Stated exercise: Reproduce the listing below exactly, minus its pictures.

Source material:
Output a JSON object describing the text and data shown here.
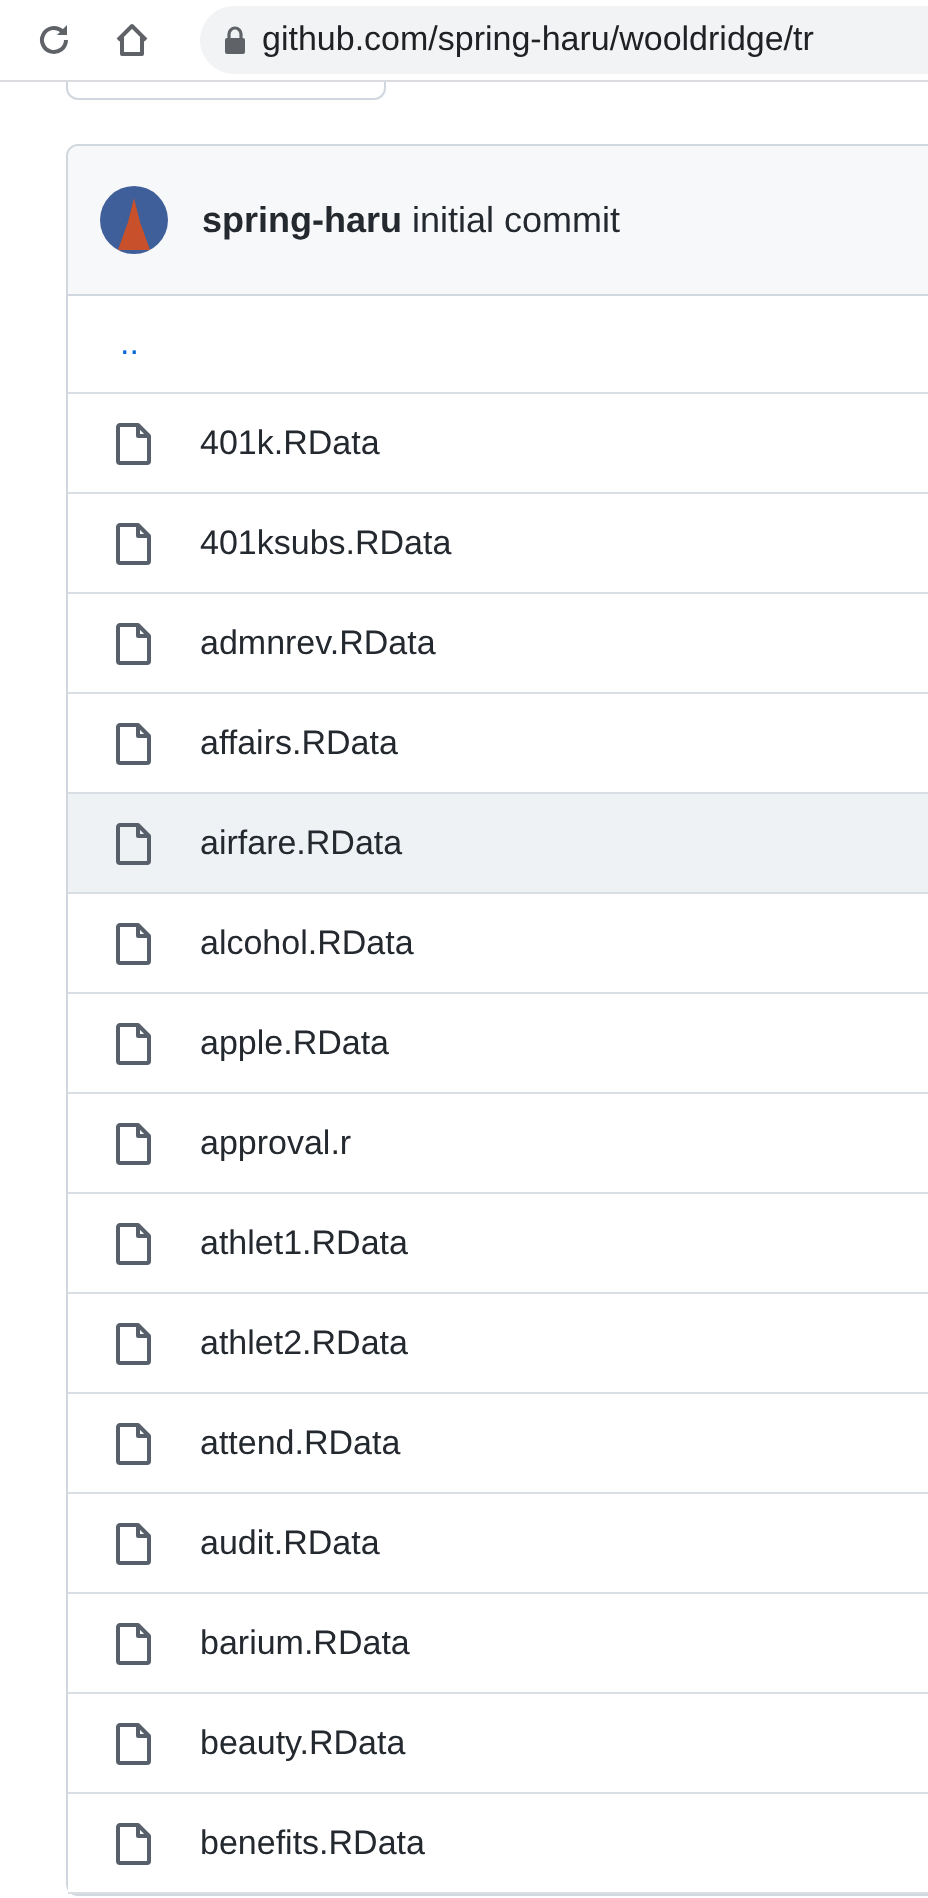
{
  "browser": {
    "url": "github.com/spring-haru/wooldridge/tr"
  },
  "commit": {
    "author": "spring-haru",
    "message": "initial commit"
  },
  "parent_link": "..",
  "files": [
    {
      "name": "401k.RData",
      "hovered": false
    },
    {
      "name": "401ksubs.RData",
      "hovered": false
    },
    {
      "name": "admnrev.RData",
      "hovered": false
    },
    {
      "name": "affairs.RData",
      "hovered": false
    },
    {
      "name": "airfare.RData",
      "hovered": true
    },
    {
      "name": "alcohol.RData",
      "hovered": false
    },
    {
      "name": "apple.RData",
      "hovered": false
    },
    {
      "name": "approval.r",
      "hovered": false
    },
    {
      "name": "athlet1.RData",
      "hovered": false
    },
    {
      "name": "athlet2.RData",
      "hovered": false
    },
    {
      "name": "attend.RData",
      "hovered": false
    },
    {
      "name": "audit.RData",
      "hovered": false
    },
    {
      "name": "barium.RData",
      "hovered": false
    },
    {
      "name": "beauty.RData",
      "hovered": false
    },
    {
      "name": "benefits.RData",
      "hovered": false
    }
  ]
}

Correct output:
Output a JSON object describing the text and data shown here.
{
  "browser": {
    "url": "github.com/spring-haru/wooldridge/tr"
  },
  "commit": {
    "author": "spring-haru",
    "message": "initial commit"
  },
  "parent_link": "..",
  "files": [
    {
      "name": "401k.RData",
      "hovered": false
    },
    {
      "name": "401ksubs.RData",
      "hovered": false
    },
    {
      "name": "admnrev.RData",
      "hovered": false
    },
    {
      "name": "affairs.RData",
      "hovered": false
    },
    {
      "name": "airfare.RData",
      "hovered": true
    },
    {
      "name": "alcohol.RData",
      "hovered": false
    },
    {
      "name": "apple.RData",
      "hovered": false
    },
    {
      "name": "approval.r",
      "hovered": false
    },
    {
      "name": "athlet1.RData",
      "hovered": false
    },
    {
      "name": "athlet2.RData",
      "hovered": false
    },
    {
      "name": "attend.RData",
      "hovered": false
    },
    {
      "name": "audit.RData",
      "hovered": false
    },
    {
      "name": "barium.RData",
      "hovered": false
    },
    {
      "name": "beauty.RData",
      "hovered": false
    },
    {
      "name": "benefits.RData",
      "hovered": false
    }
  ]
}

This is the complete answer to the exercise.